» **Rows**:
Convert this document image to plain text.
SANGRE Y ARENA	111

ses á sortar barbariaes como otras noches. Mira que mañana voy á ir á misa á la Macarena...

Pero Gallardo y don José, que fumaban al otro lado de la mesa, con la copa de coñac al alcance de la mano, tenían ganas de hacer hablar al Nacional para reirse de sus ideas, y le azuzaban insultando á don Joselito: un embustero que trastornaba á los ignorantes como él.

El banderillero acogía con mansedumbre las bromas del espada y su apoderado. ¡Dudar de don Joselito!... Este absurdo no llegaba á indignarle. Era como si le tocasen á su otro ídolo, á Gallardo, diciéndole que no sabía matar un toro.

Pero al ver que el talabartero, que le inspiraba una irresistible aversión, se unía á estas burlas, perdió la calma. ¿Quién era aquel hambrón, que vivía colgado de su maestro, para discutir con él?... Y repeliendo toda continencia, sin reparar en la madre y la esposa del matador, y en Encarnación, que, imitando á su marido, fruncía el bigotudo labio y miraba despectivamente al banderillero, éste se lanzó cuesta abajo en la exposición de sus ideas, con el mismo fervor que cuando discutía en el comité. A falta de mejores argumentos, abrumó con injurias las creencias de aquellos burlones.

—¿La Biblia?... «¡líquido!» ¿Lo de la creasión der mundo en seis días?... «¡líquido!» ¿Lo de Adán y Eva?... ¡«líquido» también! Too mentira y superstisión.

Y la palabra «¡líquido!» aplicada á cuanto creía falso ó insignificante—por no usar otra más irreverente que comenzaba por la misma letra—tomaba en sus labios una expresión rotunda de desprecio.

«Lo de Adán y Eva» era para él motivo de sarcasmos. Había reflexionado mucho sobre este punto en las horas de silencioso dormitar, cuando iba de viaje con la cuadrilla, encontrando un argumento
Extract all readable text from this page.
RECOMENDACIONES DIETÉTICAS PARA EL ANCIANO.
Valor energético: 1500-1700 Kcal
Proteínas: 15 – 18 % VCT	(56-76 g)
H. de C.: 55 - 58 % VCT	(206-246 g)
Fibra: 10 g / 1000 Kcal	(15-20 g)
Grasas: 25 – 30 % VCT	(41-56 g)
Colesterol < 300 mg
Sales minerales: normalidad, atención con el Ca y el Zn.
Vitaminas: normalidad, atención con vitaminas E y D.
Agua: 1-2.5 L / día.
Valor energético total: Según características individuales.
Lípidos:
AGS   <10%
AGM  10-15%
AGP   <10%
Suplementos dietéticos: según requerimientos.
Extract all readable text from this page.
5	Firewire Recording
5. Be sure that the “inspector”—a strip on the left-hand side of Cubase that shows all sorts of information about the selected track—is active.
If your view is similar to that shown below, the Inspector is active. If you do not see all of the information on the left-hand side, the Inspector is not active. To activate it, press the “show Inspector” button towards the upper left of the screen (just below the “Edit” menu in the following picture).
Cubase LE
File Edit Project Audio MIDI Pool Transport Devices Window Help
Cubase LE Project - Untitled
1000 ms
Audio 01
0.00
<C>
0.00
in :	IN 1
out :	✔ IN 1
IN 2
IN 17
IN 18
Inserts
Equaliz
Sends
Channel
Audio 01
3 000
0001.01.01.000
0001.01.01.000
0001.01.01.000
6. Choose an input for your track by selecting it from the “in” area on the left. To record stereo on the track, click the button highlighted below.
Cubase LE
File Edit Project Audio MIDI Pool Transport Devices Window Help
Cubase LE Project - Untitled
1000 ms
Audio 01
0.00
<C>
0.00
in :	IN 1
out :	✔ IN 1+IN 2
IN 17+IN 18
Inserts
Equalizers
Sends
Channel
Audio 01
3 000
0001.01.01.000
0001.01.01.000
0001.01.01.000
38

» **Exercise directions**:
Repeat the records above exactly, leaving none out.

» **Complete response**:
Convert this document image to plain text.
SANGRE Y ARENA	111

ses á sortar barbariaes como otras noches. Mira que mañana voy á ir á misa á la Macarena...

Pero Gallardo y don José, que fumaban al otro lado de la mesa, con la copa de coñac al alcance de la mano, tenían ganas de hacer hablar al Nacional para reirse de sus ideas, y le azuzaban insultando á don Joselito: un embustero que trastornaba á los ignorantes como él.

El banderillero acogía con mansedumbre las bromas del espada y su apoderado. ¡Dudar de don Joselito!... Este absurdo no llegaba á indignarle. Era como si le tocasen á su otro ídolo, á Gallardo, diciéndole que no sabía matar un toro.

Pero al ver que el talabartero, que le inspiraba una irresistible aversión, se unía á estas burlas, perdió la calma. ¿Quién era aquel hambrón, que vivía colgado de su maestro, para discutir con él?... Y repeliendo toda continencia, sin reparar en la madre y la esposa del matador, y en Encarnación, que, imitando á su marido, fruncía el bigotudo labio y miraba despectivamente al banderillero, éste se lanzó cuesta abajo en la exposición de sus ideas, con el mismo fervor que cuando discutía en el comité. A falta de mejores argumentos, abrumó con injurias las creencias de aquellos burlones.

—¿La Biblia?... «¡líquido!» ¿Lo de la creasión der mundo en seis días?... «¡líquido!» ¿Lo de Adán y Eva?... ¡«líquido» también! Too mentira y superstisión.

Y la palabra «¡líquido!» aplicada á cuanto creía falso ó insignificante—por no usar otra más irreverente que comenzaba por la misma letra—tomaba en sus labios una expresión rotunda de desprecio.

«Lo de Adán y Eva» era para él motivo de sarcasmos. Había reflexionado mucho sobre este punto en las horas de silencioso dormitar, cuando iba de viaje con la cuadrilla, encontrando un argumento
Extract all readable text from this page.
RECOMENDACIONES DIETÉTICAS PARA EL ANCIANO.
Valor energético: 1500-1700 Kcal
Proteínas: 15 – 18 % VCT	(56-76 g)
H. de C.: 55 - 58 % VCT	(206-246 g)
Fibra: 10 g / 1000 Kcal	(15-20 g)
Grasas: 25 – 30 % VCT	(41-56 g)
Colesterol < 300 mg
Sales minerales: normalidad, atención con el Ca y el Zn.
Vitaminas: normalidad, atención con vitaminas E y D.
Agua: 1-2.5 L / día.
Valor energético total: Según características individuales.
Lípidos:
AGS   <10%
AGM  10-15%
AGP   <10%
Suplementos dietéticos: según requerimientos.
Extract all readable text from this page.
5	Firewire Recording
5. Be sure that the “inspector”—a strip on the left-hand side of Cubase that shows all sorts of information about the selected track—is active.
If your view is similar to that shown below, the Inspector is active. If you do not see all of the information on the left-hand side, the Inspector is not active. To activate it, press the “show Inspector” button towards the upper left of the screen (just below the “Edit” menu in the following picture).
Cubase LE
File Edit Project Audio MIDI Pool Transport Devices Window Help
Cubase LE Project - Untitled
1000 ms
Audio 01
0.00
<C>
0.00
in :	IN 1
out :	✔ IN 1
IN 2
IN 17
IN 18
Inserts
Equaliz
Sends
Channel
Audio 01
3 000
0001.01.01.000
0001.01.01.000
0001.01.01.000
6. Choose an input for your track by selecting it from the “in” area on the left. To record stereo on the track, click the button highlighted below.
Cubase LE
File Edit Project Audio MIDI Pool Transport Devices Window Help
Cubase LE Project - Untitled
1000 ms
Audio 01
0.00
<C>
0.00
in :	IN 1
out :	✔ IN 1+IN 2
IN 17+IN 18
Inserts
Equalizers
Sends
Channel
Audio 01
3 000
0001.01.01.000
0001.01.01.000
0001.01.01.000
38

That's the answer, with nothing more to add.